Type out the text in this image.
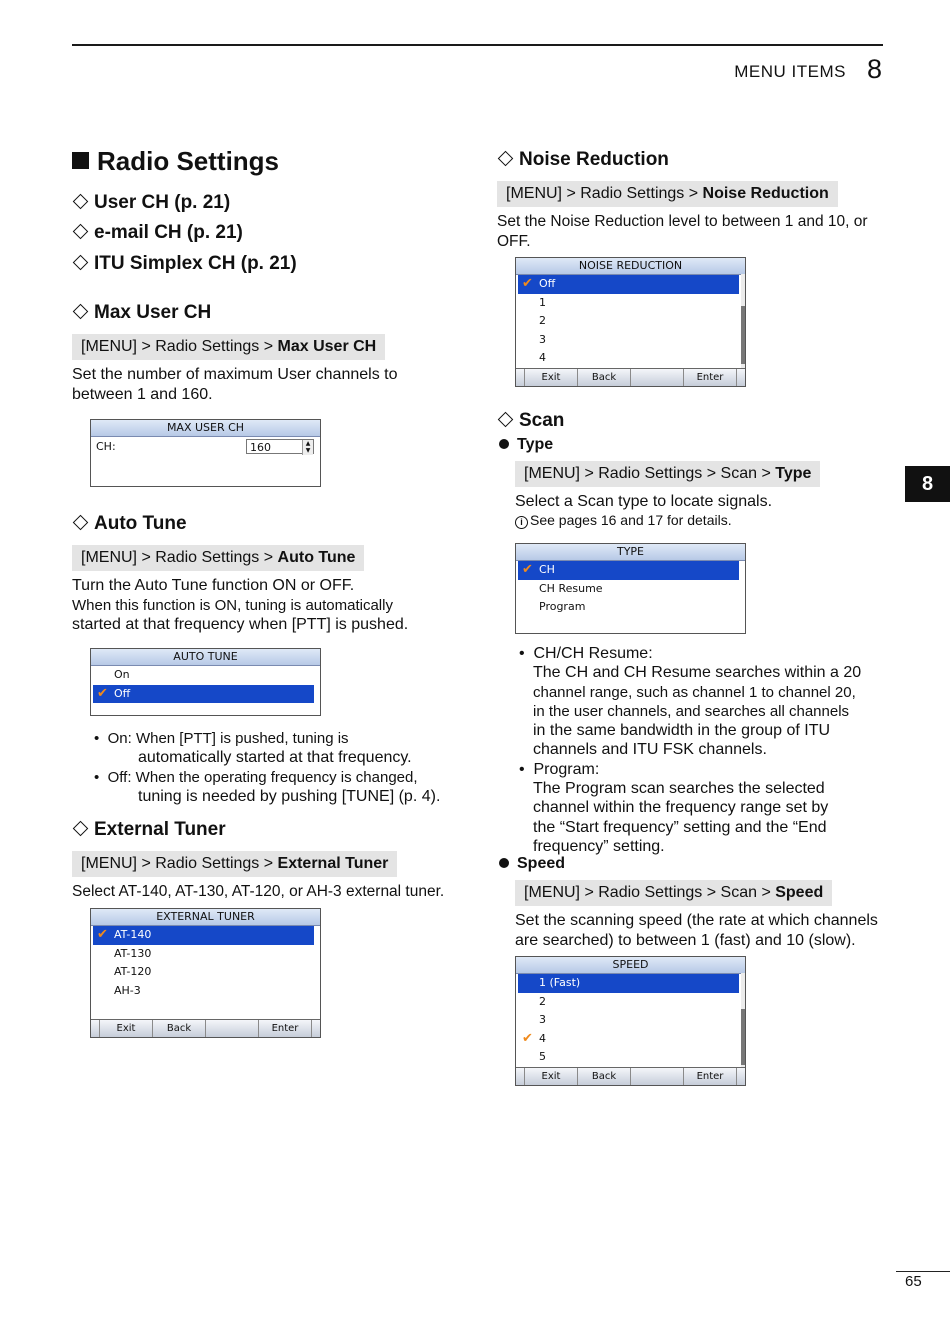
MENU ITEMS 8
8
Radio Settings
User CH (p. 21)
e-mail CH (p. 21)
ITU Simplex CH (p. 21)
Max User CH
[MENU] > Radio Settings > Max User CH
Set the number of maximum User channels to
between 1 and 160.
MAX USER CH
CH:	160	▲
▼
Auto Tune
[MENU] > Radio Settings > Auto Tune
Turn the Auto Tune function ON or OFF.
When this function is ON, tuning is automatically
started at that frequency when [PTT] is pushed.
AUTO TUNE
On
✔ Off
• On: When [PTT] is pushed, tuning is
automatically started at that frequency.
• Off: When the operating frequency is changed,
tuning is needed by pushing [TUNE] (p. 4).
External Tuner
[MENU] > Radio Settings > External Tuner
Select AT-140, AT-130, AT-120, or AH-3 external tuner.
EXTERNAL TUNER
✔ AT-140
AT-130
AT-120
AH-3
Exit	Back	Enter
Noise Reduction
[MENU] > Radio Settings > Noise Reduction
Set the Noise Reduction level to between 1 and 10, or
OFF.
NOISE REDUCTION
✔ Off
1
2
3
4
Exit	Back	Enter
Scan
Type
[MENU] > Radio Settings > Scan > Type
Select a Scan type to locate signals.
i See pages 16 and 17 for details.
TYPE
✔ CH
CH Resume
Program
• CH/CH Resume:
The CH and CH Resume searches within a 20
channel range, such as channel 1 to channel 20,
in the user channels, and searches all channels
in the same bandwidth in the group of ITU
channels and ITU FSK channels.
• Program:
The Program scan searches the selected
channel within the frequency range set by
the “Start frequency” setting and the “End
frequency” setting.
Speed
[MENU] > Radio Settings > Scan > Speed
Set the scanning speed (the rate at which channels
are searched) to between 1 (fast) and 10 (slow).
SPEED
1 (Fast)
2
3
✔ 4
5
Exit	Back	Enter
65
----------
Copy all of the entries verbatim, leaving out any pictures they contain.

Type out the text in this image.
MENU ITEMS 8
8
Radio Settings
User CH (p. 21)
e-mail CH (p. 21)
ITU Simplex CH (p. 21)
Max User CH
[MENU] > Radio Settings > Max User CH
Set the number of maximum User channels to
between 1 and 160.
MAX USER CH
CH:	160	▲
▼
Auto Tune
[MENU] > Radio Settings > Auto Tune
Turn the Auto Tune function ON or OFF.
When this function is ON, tuning is automatically
started at that frequency when [PTT] is pushed.
AUTO TUNE
On
✔ Off
• On: When [PTT] is pushed, tuning is
automatically started at that frequency.
• Off: When the operating frequency is changed,
tuning is needed by pushing [TUNE] (p. 4).
External Tuner
[MENU] > Radio Settings > External Tuner
Select AT-140, AT-130, AT-120, or AH-3 external tuner.
EXTERNAL TUNER
✔ AT-140
AT-130
AT-120
AH-3
Exit	Back	Enter
Noise Reduction
[MENU] > Radio Settings > Noise Reduction
Set the Noise Reduction level to between 1 and 10, or
OFF.
NOISE REDUCTION
✔ Off
1
2
3
4
Exit	Back	Enter
Scan
Type
[MENU] > Radio Settings > Scan > Type
Select a Scan type to locate signals.
i See pages 16 and 17 for details.
TYPE
✔ CH
CH Resume
Program
• CH/CH Resume:
The CH and CH Resume searches within a 20
channel range, such as channel 1 to channel 20,
in the user channels, and searches all channels
in the same bandwidth in the group of ITU
channels and ITU FSK channels.
• Program:
The Program scan searches the selected
channel within the frequency range set by
the “Start frequency” setting and the “End
frequency” setting.
Speed
[MENU] > Radio Settings > Scan > Speed
Set the scanning speed (the rate at which channels
are searched) to between 1 (fast) and 10 (slow).
SPEED
1 (Fast)
2
3
✔ 4
5
Exit	Back	Enter
65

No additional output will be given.